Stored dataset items
▽
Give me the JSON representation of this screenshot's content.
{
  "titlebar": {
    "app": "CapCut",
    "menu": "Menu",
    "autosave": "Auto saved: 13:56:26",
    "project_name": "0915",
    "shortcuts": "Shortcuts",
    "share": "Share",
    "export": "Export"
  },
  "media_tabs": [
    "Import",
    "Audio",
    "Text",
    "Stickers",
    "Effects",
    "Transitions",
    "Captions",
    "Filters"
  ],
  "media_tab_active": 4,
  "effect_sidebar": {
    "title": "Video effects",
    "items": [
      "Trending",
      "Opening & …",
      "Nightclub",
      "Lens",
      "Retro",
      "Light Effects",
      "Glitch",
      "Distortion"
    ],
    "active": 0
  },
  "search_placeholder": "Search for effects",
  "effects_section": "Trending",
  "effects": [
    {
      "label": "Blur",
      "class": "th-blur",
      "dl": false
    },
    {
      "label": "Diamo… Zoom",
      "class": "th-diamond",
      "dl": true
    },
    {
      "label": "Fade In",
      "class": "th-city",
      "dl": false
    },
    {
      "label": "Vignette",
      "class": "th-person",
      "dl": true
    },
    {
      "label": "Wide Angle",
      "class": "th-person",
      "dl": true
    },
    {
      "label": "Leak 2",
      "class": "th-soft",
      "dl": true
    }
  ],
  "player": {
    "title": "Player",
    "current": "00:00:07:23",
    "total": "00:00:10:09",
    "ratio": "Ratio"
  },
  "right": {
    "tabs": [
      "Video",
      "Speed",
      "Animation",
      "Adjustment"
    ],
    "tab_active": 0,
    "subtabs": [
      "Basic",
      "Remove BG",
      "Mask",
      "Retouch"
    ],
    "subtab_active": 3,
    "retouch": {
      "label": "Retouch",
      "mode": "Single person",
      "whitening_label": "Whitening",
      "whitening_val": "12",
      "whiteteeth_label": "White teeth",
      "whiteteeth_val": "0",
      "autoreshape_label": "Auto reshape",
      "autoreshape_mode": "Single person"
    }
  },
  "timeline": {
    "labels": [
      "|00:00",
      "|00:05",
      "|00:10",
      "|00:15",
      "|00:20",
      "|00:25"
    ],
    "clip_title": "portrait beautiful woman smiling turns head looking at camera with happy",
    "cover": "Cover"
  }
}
△
▽
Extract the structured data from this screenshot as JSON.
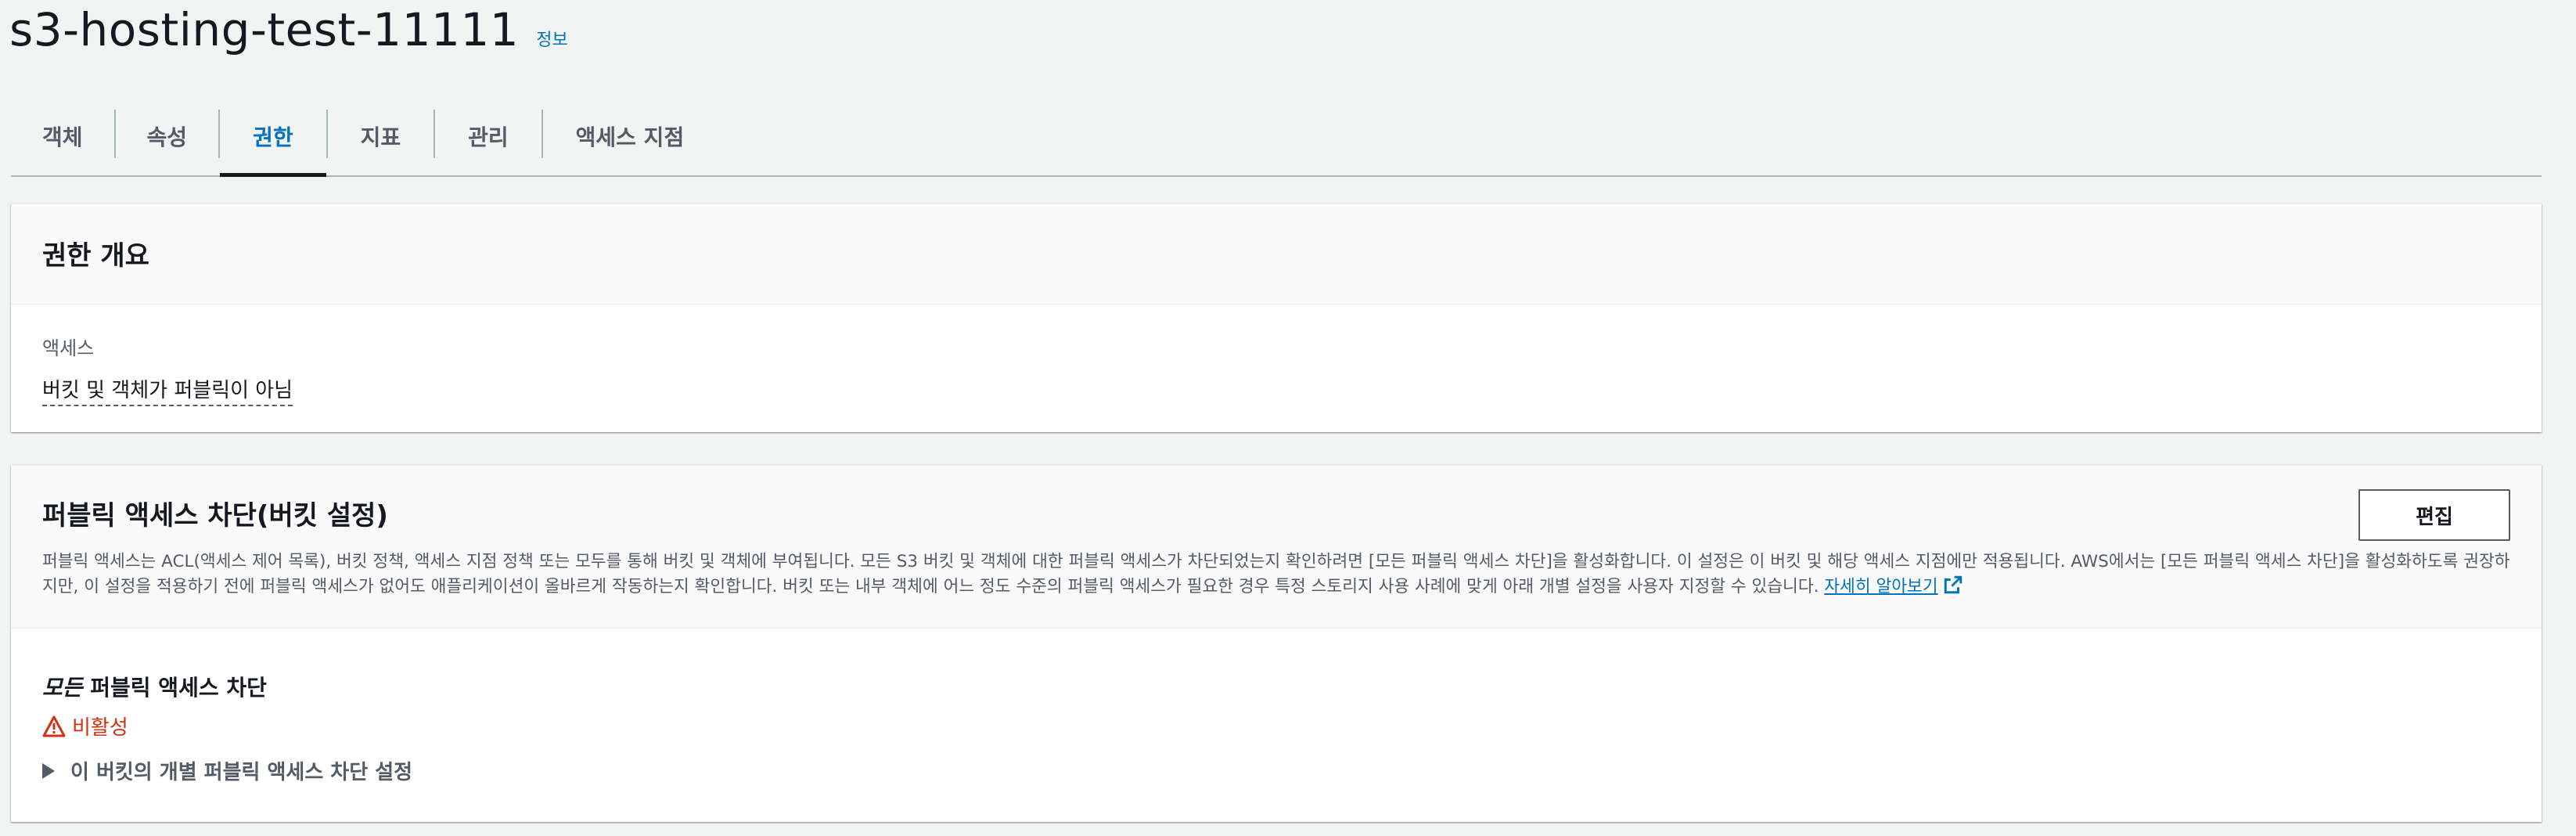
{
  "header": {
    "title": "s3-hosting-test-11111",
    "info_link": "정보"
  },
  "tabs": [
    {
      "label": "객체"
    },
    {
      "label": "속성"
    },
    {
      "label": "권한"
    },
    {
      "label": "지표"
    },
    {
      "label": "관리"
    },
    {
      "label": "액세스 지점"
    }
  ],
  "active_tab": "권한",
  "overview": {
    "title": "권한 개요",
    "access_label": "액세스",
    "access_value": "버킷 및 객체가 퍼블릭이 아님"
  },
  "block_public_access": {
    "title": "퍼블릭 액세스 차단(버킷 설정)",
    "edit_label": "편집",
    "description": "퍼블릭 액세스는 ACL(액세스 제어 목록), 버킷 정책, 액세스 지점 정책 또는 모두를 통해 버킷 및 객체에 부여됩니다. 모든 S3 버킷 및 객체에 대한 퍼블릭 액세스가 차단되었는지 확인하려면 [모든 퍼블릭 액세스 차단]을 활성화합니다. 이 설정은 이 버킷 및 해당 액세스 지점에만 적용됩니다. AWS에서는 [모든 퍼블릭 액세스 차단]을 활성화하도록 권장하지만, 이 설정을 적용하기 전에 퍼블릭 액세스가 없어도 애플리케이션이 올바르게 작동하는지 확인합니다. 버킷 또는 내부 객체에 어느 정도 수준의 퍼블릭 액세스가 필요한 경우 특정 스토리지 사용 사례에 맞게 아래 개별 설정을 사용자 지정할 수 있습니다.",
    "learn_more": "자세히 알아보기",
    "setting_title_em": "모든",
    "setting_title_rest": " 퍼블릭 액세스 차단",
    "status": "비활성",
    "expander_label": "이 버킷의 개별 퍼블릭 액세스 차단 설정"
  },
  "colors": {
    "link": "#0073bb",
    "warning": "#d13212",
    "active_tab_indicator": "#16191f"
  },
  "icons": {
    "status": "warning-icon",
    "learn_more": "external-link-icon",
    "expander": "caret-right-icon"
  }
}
△
> [What is asked]: Go through the material above and count the lines that contain "this"; answer with the number alone.

> [Output]: 2